> What to produce:
Quote all of the data that follows exactly as written, skipping the images.

> Extracted data entries:
----

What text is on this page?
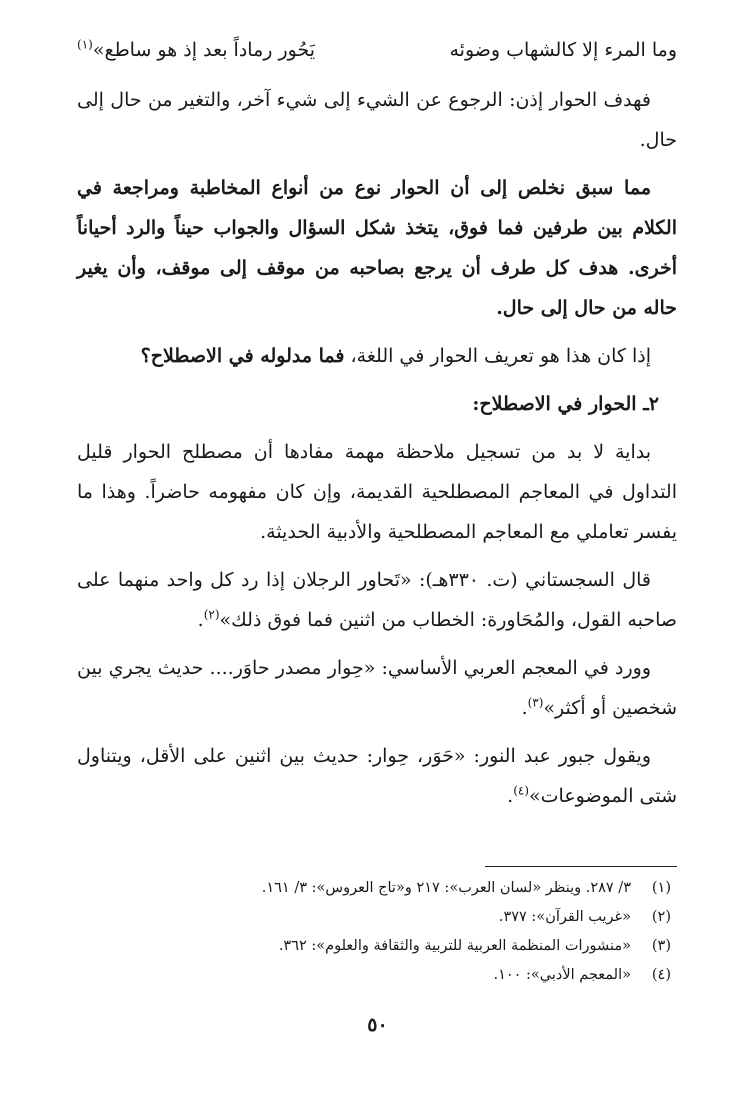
وما المرء إلا كالشهاب وضوئه
يَحُور رماداً بعد إذ هو ساطع»$^{(١)}$

فهدف الحوار إذن: الرجوع عن الشيء إلى شيء آخر، والتغير من حال إلى حال.

مما سبق نخلص إلى أن الحوار نوع من أنواع المخاطبة ومراجعة في الكلام بين طرفين فما فوق، يتخذ شكل السؤال والجواب حيناً والرد أحياناً أخرى. هدف كل طرف أن يرجع بصاحبه من موقف إلى موقف، وأن يغير حاله من حال إلى حال.

إذا كان هذا هو تعريف الحوار في اللغة، فما مدلوله في الاصطلاح؟

٢ـ الحوار في الاصطلاح:

بداية لا بد من تسجيل ملاحظة مهمة مفادها أن مصطلح الحوار قليل التداول في المعاجم المصطلحية القديمة، وإن كان مفهومه حاضراً. وهذا ما يفسر تعاملي مع المعاجم المصطلحية والأدبية الحديثة.

قال السجستاني (ت. ٣٣٠هـ): «تَحاور الرجلان إذا رد كل واحد منهما على صاحبه القول، والمُحَاورة: الخطاب من اثنين فما فوق ذلك»$^{(٢)}$.

وورد في المعجم العربي الأساسي: «حِوار مصدر حاوَر.... حديث يجري بين شخصين أو أكثر»$^{(٣)}$.

ويقول جبور عبد النور: «حَوَر، حِوار: حديث بين اثنين على الأقل، ويتناول شتى الموضوعات»$^{(٤)}$.

(١)
٣/ ٢٨٧. وينظر «لسان العرب»: ٢١٧ و«تاج العروس»: ٣/ ١٦١.

(٢)
«غريب القرآن»: ٣٧٧.

(٣)
«منشورات المنظمة العربية للتربية والثقافة والعلوم»: ٣٦٢.

(٤)
«المعجم الأدبي»: ١٠٠.

٥٠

----

> Reply to the task:
What text is on this page?
وما المرء إلا كالشهاب وضوئه
يَحُور رماداً بعد إذ هو ساطع»$^{(١)}$

فهدف الحوار إذن: الرجوع عن الشيء إلى شيء آخر، والتغير من حال إلى حال.

مما سبق نخلص إلى أن الحوار نوع من أنواع المخاطبة ومراجعة في الكلام بين طرفين فما فوق، يتخذ شكل السؤال والجواب حيناً والرد أحياناً أخرى. هدف كل طرف أن يرجع بصاحبه من موقف إلى موقف، وأن يغير حاله من حال إلى حال.

إذا كان هذا هو تعريف الحوار في اللغة، فما مدلوله في الاصطلاح؟

٢ـ الحوار في الاصطلاح:

بداية لا بد من تسجيل ملاحظة مهمة مفادها أن مصطلح الحوار قليل التداول في المعاجم المصطلحية القديمة، وإن كان مفهومه حاضراً. وهذا ما يفسر تعاملي مع المعاجم المصطلحية والأدبية الحديثة.

قال السجستاني (ت. ٣٣٠هـ): «تَحاور الرجلان إذا رد كل واحد منهما على صاحبه القول، والمُحَاورة: الخطاب من اثنين فما فوق ذلك»$^{(٢)}$.

وورد في المعجم العربي الأساسي: «حِوار مصدر حاوَر.... حديث يجري بين شخصين أو أكثر»$^{(٣)}$.

ويقول جبور عبد النور: «حَوَر، حِوار: حديث بين اثنين على الأقل، ويتناول شتى الموضوعات»$^{(٤)}$.

(١)
٣/ ٢٨٧. وينظر «لسان العرب»: ٢١٧ و«تاج العروس»: ٣/ ١٦١.

(٢)
«غريب القرآن»: ٣٧٧.

(٣)
«منشورات المنظمة العربية للتربية والثقافة والعلوم»: ٣٦٢.

(٤)
«المعجم الأدبي»: ١٠٠.

٥٠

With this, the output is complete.